YOUR GOAL: Using the entries below, transcribe exactly the line containing "Parse this screenshot: output" and each line that follows it to the end.

DATA RECORDS:
********
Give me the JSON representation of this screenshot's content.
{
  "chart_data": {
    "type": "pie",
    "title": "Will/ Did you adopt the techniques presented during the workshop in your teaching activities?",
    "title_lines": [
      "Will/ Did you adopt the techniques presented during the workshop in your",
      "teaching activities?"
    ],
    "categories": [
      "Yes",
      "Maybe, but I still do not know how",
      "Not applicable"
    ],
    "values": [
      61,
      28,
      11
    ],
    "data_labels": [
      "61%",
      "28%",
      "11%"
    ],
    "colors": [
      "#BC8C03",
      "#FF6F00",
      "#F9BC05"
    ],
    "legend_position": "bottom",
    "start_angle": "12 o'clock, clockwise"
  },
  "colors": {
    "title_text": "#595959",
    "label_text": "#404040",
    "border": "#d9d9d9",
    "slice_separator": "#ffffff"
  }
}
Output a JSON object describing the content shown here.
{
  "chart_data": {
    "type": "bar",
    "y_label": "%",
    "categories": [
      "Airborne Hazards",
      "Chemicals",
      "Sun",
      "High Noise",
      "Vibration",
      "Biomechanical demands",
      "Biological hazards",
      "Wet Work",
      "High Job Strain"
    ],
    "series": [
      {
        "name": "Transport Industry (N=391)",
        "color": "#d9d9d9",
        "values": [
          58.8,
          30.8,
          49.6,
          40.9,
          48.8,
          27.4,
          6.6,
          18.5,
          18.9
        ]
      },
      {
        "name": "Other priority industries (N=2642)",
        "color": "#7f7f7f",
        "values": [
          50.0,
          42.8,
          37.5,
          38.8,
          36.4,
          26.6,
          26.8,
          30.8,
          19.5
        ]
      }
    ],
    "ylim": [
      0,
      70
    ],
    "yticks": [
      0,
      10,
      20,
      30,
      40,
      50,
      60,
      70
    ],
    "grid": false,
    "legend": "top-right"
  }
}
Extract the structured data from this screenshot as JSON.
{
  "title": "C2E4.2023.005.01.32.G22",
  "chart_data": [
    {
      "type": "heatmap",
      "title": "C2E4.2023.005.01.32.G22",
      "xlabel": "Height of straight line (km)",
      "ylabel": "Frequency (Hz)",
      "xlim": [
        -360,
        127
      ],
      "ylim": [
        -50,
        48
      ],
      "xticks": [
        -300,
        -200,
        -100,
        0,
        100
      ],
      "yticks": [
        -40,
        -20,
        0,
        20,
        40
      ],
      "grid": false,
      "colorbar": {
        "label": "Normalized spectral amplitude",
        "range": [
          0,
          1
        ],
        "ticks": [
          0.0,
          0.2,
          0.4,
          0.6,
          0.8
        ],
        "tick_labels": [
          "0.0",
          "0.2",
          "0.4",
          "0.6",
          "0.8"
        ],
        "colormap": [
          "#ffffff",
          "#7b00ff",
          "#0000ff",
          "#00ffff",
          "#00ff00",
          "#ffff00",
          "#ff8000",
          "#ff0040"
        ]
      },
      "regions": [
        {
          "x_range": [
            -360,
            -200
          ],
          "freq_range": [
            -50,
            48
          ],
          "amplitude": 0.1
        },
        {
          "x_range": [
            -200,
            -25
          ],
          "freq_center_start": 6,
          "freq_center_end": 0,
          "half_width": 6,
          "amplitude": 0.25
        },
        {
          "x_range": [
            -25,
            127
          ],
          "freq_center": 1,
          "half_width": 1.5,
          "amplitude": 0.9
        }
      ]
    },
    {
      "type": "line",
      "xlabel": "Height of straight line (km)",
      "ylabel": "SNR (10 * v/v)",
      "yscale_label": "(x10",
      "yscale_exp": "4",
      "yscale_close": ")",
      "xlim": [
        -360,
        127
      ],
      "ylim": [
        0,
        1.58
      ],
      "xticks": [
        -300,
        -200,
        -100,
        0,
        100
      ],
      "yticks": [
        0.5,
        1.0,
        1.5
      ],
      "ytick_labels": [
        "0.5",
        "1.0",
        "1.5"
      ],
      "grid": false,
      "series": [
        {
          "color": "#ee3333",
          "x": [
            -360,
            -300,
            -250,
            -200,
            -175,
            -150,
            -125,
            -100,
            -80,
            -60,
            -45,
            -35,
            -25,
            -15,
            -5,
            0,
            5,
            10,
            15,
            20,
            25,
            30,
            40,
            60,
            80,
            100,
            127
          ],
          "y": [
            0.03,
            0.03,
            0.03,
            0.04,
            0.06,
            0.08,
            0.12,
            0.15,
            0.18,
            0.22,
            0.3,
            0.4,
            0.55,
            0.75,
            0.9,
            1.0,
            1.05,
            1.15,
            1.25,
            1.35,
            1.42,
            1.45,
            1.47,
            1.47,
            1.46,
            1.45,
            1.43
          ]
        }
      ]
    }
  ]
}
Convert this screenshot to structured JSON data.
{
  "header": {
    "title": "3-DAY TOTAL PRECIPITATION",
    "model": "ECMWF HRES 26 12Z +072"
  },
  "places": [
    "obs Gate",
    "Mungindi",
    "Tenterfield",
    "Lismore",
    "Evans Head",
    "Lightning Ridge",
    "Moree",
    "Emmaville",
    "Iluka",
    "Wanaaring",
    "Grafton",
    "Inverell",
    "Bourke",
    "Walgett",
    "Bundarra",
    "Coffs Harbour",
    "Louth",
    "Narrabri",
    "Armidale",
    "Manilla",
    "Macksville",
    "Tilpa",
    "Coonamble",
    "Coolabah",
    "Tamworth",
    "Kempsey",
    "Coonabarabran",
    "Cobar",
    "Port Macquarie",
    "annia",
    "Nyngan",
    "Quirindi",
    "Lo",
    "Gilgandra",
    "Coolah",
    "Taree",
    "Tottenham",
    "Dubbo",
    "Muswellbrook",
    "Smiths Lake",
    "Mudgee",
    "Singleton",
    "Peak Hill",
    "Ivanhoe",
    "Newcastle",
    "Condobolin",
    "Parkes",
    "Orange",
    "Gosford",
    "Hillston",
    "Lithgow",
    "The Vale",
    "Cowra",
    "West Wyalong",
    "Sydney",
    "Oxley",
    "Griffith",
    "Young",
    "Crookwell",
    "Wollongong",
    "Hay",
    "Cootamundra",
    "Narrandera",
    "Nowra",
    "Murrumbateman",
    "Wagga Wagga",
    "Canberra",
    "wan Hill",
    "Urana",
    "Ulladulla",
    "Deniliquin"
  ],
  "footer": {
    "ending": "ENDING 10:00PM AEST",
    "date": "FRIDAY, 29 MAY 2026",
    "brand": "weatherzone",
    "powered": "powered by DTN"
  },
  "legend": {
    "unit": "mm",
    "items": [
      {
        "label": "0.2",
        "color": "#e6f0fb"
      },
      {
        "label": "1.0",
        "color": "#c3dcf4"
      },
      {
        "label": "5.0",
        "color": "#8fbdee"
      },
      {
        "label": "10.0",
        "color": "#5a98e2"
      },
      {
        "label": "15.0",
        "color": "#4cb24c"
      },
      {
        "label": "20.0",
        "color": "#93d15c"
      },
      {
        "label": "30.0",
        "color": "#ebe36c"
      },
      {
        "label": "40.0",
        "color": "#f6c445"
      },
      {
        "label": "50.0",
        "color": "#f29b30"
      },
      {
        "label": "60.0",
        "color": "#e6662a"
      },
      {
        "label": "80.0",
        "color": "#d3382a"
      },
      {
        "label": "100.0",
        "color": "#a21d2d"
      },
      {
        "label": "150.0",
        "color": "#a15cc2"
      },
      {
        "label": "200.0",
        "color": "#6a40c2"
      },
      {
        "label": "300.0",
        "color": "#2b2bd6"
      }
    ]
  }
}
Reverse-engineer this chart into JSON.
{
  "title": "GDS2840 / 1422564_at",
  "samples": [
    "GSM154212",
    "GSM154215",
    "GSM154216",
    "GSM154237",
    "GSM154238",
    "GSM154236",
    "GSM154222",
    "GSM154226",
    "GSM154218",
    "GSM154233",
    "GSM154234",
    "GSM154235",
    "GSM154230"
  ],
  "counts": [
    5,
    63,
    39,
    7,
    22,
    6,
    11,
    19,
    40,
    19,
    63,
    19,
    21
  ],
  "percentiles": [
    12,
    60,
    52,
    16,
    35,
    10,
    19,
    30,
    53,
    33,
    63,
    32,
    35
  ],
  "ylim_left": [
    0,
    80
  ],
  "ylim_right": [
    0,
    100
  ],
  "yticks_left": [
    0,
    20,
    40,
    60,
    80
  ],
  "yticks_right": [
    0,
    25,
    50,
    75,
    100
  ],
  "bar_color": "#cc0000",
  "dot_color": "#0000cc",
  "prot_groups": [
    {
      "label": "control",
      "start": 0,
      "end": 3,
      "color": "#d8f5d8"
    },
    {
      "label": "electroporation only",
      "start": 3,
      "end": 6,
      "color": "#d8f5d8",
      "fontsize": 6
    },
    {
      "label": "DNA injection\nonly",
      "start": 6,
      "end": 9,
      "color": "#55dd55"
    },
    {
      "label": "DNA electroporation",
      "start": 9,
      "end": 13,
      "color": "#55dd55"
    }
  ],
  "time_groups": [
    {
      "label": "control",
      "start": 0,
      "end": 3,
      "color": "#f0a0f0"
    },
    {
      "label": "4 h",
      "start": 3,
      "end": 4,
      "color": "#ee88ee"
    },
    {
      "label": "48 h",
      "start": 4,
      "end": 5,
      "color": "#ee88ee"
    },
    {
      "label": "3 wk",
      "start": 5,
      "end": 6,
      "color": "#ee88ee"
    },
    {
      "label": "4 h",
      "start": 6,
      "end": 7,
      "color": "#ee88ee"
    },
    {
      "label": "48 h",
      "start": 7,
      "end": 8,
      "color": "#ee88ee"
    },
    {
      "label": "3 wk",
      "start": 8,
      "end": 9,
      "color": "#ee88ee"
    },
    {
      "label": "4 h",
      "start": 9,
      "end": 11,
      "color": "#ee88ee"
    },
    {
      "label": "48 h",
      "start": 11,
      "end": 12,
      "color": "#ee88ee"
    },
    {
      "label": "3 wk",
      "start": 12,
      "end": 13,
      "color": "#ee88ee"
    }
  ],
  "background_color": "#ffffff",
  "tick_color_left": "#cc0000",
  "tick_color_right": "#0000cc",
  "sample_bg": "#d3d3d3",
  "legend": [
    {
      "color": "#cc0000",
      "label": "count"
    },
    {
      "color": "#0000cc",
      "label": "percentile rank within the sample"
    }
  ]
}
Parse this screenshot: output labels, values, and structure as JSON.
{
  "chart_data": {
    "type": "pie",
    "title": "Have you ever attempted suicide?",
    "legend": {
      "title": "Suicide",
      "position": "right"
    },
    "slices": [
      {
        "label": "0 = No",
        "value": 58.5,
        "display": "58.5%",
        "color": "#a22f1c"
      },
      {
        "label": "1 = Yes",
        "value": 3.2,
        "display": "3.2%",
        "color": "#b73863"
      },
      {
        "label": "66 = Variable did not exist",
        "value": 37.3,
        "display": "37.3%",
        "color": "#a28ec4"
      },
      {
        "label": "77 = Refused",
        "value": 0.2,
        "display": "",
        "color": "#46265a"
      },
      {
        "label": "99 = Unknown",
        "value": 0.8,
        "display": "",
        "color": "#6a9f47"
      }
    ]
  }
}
********
TASK SOLUTION:
Parse this screenshot: output labels, values, and structure as JSON.
{
  "chart_data": {
    "type": "pie",
    "title": "Have you ever attempted suicide?",
    "legend": {
      "title": "Suicide",
      "position": "right"
    },
    "slices": [
      {
        "label": "0 = No",
        "value": 58.5,
        "display": "58.5%",
        "color": "#a22f1c"
      },
      {
        "label": "1 = Yes",
        "value": 3.2,
        "display": "3.2%",
        "color": "#b73863"
      },
      {
        "label": "66 = Variable did not exist",
        "value": 37.3,
        "display": "37.3%",
        "color": "#a28ec4"
      },
      {
        "label": "77 = Refused",
        "value": 0.2,
        "display": "",
        "color": "#46265a"
      },
      {
        "label": "99 = Unknown",
        "value": 0.8,
        "display": "",
        "color": "#6a9f47"
      }
    ]
  }
}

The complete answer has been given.